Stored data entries

──────

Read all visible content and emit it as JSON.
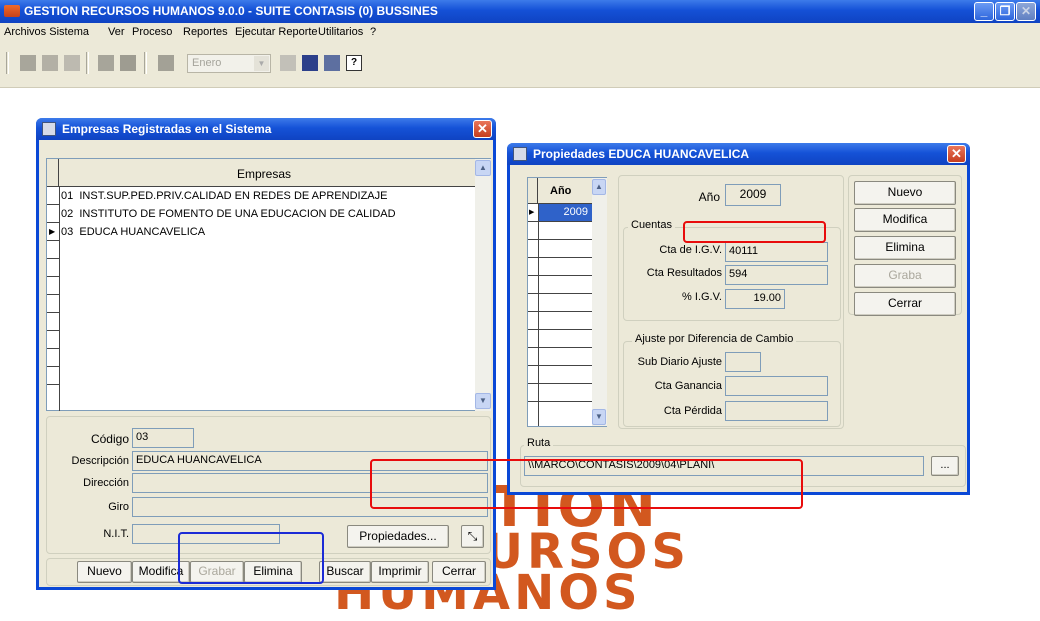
{
  "window": {
    "title": "GESTION RECURSOS HUMANOS 9.0.0 - SUITE CONTASIS (0) BUSSINES"
  },
  "menu": [
    "Archivos Sistema",
    "Ver",
    "Proceso",
    "Reportes",
    "Ejecutar Reporte",
    "Utilitarios",
    "?"
  ],
  "toolbar": {
    "month_placeholder": "Enero"
  },
  "background_logo": {
    "line1": "STION",
    "line2": "URSOS",
    "line3": "HUMANOS"
  },
  "empresas_dialog": {
    "title": "Empresas Registradas en el Sistema",
    "column_header": "Empresas",
    "rows": [
      {
        "code": "01",
        "name": "INST.SUP.PED.PRIV.CALIDAD EN REDES DE APRENDIZAJE"
      },
      {
        "code": "02",
        "name": "INSTITUTO DE FOMENTO DE UNA EDUCACION DE CALIDAD"
      },
      {
        "code": "03",
        "name": "EDUCA HUANCAVELICA"
      }
    ],
    "fields": {
      "codigo_label": "Código",
      "codigo_value": "03",
      "descripcion_label": "Descripción",
      "descripcion_value": "EDUCA HUANCAVELICA",
      "direccion_label": "Dirección",
      "direccion_value": "",
      "giro_label": "Giro",
      "giro_value": "",
      "nit_label": "N.I.T.",
      "nit_value": ""
    },
    "propiedades_button": "Propiedades...",
    "buttons": [
      "Nuevo",
      "Modifica",
      "Grabar",
      "Elimina",
      "Buscar",
      "Imprimir",
      "Cerrar"
    ]
  },
  "propiedades_dialog": {
    "title": "Propiedades EDUCA HUANCAVELICA",
    "year_column": "Año",
    "years": [
      "2009"
    ],
    "anio_label": "Año",
    "anio_value": "2009",
    "cuentas_group": "Cuentas",
    "cta_igv_label": "Cta de I.G.V.",
    "cta_igv_value": "40111",
    "cta_resultados_label": "Cta Resultados",
    "cta_resultados_value": "594",
    "pct_igv_label": "% I.G.V.",
    "pct_igv_value": "19.00",
    "ajuste_group": "Ajuste por Diferencia de Cambio",
    "sub_diario_label": "Sub Diario Ajuste",
    "sub_diario_value": "",
    "cta_ganancia_label": "Cta Ganancia",
    "cta_ganancia_value": "",
    "cta_perdida_label": "Cta Pérdida",
    "cta_perdida_value": "",
    "ruta_group": "Ruta",
    "ruta_value": "\\\\MARCO\\CONTASIS\\2009\\04\\PLANI\\",
    "browse_button": "...",
    "buttons": [
      "Nuevo",
      "Modifica",
      "Elimina",
      "Graba",
      "Cerrar"
    ]
  },
  "colors": {
    "highlight_red": "#e80c0c",
    "highlight_blue": "#1b2bd6",
    "title_blue": "#0a48d6"
  }
}
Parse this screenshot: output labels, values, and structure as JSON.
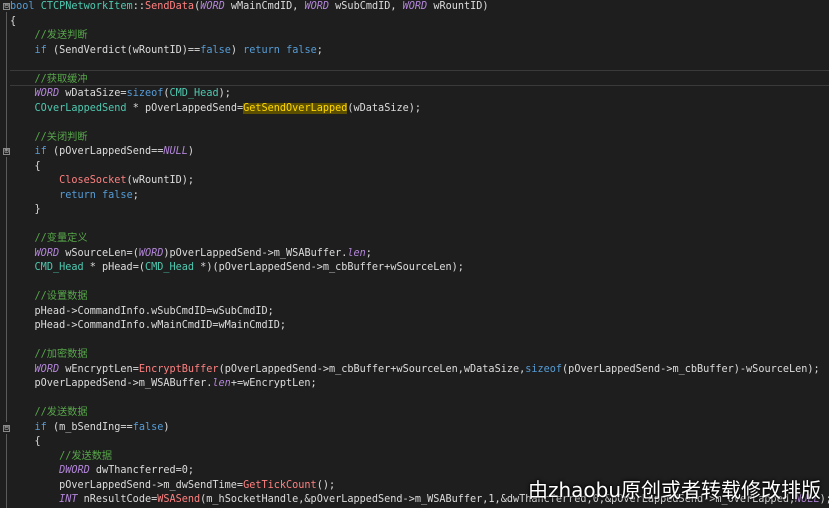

──────

■ **EXERCISE DETAILS**: State how many lines of the entries above include the word "HUANCAVELICA", offering no text other than the number.

■ **OUTPUT FOR THIS EXERCISE**: 3